SOURCE DOCUMENT ->
• • • • •
Thank you Tom @ Citrin Cooperman for sponsoring today’s edition. Tom works with the fastest growing tech companies on tax/advisory

Shoutout to long time Tech Breakfast Club member and former cohost, Will McKelvey, VC @ Lerer Hippeau. LH just announced their 9th fund. $200m for early stage startups. If you’re interested in learning more about Will, I interviewed him a couple months back. Click Here to read about Will and how he backs founders with chips on their shoulders. First one to correctly guess what trauma fuels Will gets a Tech Breakfast Club t-shirt.

Next week is going to be so good. I’m excited for NYC and SF Tech Breakfast Clubs.

And if you’re curious about startup M&A, scroll down to read my interview with elite M&A lawyer, Jeff Sulman. We talk about what happens when a startup never quite reaches escape velocity but it’s time to move on.
• • • • •
Stored data entries:

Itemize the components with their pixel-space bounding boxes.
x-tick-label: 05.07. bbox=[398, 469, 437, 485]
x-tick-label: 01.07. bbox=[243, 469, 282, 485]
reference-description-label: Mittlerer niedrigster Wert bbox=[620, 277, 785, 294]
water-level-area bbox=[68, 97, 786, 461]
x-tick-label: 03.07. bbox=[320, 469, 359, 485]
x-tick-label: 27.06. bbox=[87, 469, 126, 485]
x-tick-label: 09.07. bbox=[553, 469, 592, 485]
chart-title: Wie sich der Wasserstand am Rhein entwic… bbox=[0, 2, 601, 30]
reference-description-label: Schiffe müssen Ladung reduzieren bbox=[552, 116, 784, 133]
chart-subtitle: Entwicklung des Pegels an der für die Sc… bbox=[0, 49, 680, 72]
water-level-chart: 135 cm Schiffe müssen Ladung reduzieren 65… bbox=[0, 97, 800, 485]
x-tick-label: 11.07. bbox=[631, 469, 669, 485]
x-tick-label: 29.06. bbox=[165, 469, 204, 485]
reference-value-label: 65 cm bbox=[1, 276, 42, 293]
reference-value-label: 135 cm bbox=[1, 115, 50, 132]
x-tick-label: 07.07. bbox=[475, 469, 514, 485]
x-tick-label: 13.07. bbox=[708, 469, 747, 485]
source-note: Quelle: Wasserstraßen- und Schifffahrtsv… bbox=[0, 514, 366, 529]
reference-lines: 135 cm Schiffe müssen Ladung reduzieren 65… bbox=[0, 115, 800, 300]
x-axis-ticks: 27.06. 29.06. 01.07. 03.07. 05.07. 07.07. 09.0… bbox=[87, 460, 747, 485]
• • • • •
REQUIRED TASKS ->
- 1) According to the Tech Breakfast Club newsletter, how much is Lerer Hippeau's 9th fund?
- 2) Pick up the Tech Breakfast Club newsletter after its last sentence and write the next part.
The listing comes from a separate source.

LIST OF ANSWERS ->
- 1) $200m for early stage startups.

- 2)
Also - if you know anyone who would be a good fit for a VP operations role at a series A fintech, Twill is offering a $10k bounty for a successful referral

Resources:
-Clerky offers a $100 discount for TBC Members on their formation packet. Reply to the newsletter and I’ll send you an invite
-Fixing the YC SAFE: Reply to the newsletter and I’ll send you a redline for the YC Postmoney SAFE that can save founders millions in dilution
-Ramp is offering a $500 bonus to TBC members when they start using Ramp.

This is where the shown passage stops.